**** Records provided ****

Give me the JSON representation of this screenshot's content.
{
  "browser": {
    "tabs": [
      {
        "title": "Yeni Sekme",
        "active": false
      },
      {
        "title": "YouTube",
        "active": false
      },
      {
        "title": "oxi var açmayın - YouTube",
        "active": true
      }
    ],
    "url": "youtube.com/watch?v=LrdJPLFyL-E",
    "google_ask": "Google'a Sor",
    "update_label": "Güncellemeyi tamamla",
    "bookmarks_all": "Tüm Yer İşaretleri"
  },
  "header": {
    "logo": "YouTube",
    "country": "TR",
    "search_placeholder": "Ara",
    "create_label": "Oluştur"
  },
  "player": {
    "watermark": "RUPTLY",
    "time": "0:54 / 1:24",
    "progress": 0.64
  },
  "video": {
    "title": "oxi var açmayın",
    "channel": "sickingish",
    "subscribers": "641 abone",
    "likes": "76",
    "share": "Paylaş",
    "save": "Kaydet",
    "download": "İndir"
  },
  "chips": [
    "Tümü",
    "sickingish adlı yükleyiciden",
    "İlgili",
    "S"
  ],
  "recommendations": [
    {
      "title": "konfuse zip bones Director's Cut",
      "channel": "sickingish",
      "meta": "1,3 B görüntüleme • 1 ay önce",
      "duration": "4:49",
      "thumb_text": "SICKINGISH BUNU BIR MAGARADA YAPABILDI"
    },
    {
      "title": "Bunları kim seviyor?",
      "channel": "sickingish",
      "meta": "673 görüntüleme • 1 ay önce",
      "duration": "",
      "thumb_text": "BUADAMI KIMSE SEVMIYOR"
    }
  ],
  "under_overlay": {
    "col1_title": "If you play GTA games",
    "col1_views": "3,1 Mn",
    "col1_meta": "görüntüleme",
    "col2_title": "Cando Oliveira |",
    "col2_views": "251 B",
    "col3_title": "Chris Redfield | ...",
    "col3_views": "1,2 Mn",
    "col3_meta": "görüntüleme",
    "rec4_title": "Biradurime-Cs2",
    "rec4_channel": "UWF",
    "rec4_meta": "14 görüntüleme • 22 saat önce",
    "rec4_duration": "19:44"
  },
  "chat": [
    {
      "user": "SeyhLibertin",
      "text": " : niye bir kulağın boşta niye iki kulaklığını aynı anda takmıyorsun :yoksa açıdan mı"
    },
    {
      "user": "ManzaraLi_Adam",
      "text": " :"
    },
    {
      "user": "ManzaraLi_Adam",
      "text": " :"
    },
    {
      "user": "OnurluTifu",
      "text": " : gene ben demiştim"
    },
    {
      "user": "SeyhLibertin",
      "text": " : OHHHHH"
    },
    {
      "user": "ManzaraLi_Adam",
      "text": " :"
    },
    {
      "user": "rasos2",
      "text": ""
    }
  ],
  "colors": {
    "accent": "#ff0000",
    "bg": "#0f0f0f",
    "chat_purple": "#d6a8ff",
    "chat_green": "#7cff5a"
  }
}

****

Prompt = Copy the lines that hold the word "önce". Take them from the records above.

Exercise solution =
      "meta": "1,3 B görüntüleme • 1 ay önce",
      "meta": "673 görüntüleme • 1 ay önce",
    "rec4_meta": "14 görüntüleme • 22 saat önce",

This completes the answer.